==== TASK MATERIAL ====

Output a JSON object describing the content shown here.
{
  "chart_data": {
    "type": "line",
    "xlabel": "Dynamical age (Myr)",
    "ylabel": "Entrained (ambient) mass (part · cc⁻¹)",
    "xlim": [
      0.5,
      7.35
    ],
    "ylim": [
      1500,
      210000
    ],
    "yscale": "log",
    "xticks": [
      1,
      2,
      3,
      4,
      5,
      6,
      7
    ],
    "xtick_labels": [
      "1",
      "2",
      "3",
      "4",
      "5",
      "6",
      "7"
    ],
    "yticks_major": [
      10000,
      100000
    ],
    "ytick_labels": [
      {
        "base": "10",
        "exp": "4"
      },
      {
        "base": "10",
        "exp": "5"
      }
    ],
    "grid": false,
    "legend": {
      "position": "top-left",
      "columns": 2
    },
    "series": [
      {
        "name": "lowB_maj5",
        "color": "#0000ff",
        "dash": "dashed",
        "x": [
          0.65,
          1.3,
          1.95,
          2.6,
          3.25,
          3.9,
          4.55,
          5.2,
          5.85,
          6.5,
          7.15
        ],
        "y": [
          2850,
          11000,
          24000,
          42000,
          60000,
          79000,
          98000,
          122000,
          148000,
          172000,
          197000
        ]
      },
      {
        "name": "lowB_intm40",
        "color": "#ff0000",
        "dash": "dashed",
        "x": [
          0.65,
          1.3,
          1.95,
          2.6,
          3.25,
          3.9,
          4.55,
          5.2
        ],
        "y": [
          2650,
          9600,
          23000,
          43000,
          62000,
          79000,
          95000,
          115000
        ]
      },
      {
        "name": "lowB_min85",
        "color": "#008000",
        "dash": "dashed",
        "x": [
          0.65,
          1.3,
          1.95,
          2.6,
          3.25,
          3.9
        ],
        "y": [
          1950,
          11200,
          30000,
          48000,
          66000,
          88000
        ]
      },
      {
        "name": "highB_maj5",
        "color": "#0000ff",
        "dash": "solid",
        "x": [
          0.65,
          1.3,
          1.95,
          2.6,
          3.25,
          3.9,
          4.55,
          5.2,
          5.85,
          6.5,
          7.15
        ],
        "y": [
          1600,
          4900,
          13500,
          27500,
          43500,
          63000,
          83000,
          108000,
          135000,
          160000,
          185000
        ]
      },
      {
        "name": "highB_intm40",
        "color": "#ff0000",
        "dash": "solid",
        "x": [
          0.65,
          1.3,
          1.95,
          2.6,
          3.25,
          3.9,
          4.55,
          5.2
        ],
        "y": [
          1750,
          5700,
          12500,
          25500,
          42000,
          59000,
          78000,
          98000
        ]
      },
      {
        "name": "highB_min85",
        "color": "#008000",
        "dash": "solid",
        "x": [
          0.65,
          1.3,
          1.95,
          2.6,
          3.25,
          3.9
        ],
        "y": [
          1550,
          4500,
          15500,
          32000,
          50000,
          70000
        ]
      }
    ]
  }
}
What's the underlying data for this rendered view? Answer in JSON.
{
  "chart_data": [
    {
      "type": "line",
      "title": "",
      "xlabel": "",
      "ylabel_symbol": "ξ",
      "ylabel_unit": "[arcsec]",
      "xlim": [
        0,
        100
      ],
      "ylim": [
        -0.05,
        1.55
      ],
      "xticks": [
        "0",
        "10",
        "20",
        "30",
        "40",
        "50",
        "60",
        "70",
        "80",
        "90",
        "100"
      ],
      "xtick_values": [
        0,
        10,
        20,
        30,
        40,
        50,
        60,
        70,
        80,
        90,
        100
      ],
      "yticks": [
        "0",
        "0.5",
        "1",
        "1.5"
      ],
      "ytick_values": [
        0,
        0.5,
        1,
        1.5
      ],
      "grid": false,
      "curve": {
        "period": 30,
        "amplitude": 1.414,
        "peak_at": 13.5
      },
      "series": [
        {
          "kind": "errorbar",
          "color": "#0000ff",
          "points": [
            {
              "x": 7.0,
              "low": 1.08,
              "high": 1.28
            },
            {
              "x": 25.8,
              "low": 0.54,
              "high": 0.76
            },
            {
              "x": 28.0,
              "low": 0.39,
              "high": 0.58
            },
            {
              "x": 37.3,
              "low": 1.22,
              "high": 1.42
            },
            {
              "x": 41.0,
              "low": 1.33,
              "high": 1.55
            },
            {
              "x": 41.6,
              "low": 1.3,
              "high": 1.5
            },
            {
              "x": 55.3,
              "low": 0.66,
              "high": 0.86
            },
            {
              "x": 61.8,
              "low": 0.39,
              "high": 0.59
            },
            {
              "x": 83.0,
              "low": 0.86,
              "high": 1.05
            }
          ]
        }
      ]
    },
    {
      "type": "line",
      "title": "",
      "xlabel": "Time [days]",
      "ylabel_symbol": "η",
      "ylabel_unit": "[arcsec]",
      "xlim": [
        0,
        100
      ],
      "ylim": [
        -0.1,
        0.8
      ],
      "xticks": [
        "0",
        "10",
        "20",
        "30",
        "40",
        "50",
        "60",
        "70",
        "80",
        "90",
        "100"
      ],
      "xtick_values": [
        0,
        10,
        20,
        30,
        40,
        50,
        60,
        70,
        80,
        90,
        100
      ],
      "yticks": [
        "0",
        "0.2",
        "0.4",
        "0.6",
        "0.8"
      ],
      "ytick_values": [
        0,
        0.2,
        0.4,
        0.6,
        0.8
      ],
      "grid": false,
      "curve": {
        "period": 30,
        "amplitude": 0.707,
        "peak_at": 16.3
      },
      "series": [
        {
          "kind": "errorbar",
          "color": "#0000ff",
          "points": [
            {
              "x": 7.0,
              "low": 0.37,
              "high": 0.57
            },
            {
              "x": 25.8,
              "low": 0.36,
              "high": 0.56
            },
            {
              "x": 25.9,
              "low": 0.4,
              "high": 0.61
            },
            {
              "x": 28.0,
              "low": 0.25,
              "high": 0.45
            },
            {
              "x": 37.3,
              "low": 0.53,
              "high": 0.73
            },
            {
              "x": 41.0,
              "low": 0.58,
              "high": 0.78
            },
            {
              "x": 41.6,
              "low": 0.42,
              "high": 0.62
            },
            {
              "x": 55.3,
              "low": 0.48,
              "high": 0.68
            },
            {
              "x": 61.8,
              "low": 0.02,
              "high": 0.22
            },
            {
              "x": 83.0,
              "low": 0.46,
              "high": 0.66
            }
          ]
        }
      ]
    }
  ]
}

====

EXERCISE OBJECTIVE>
In the entries above, identify every line with the word "name". Copy those lines.

RESPONSE TO THIS EXERCISE>
        "name": "lowB_maj5",
        "name": "lowB_intm40",
        "name": "lowB_min85",
        "name": "highB_maj5",
        "name": "highB_intm40",
        "name": "highB_min85",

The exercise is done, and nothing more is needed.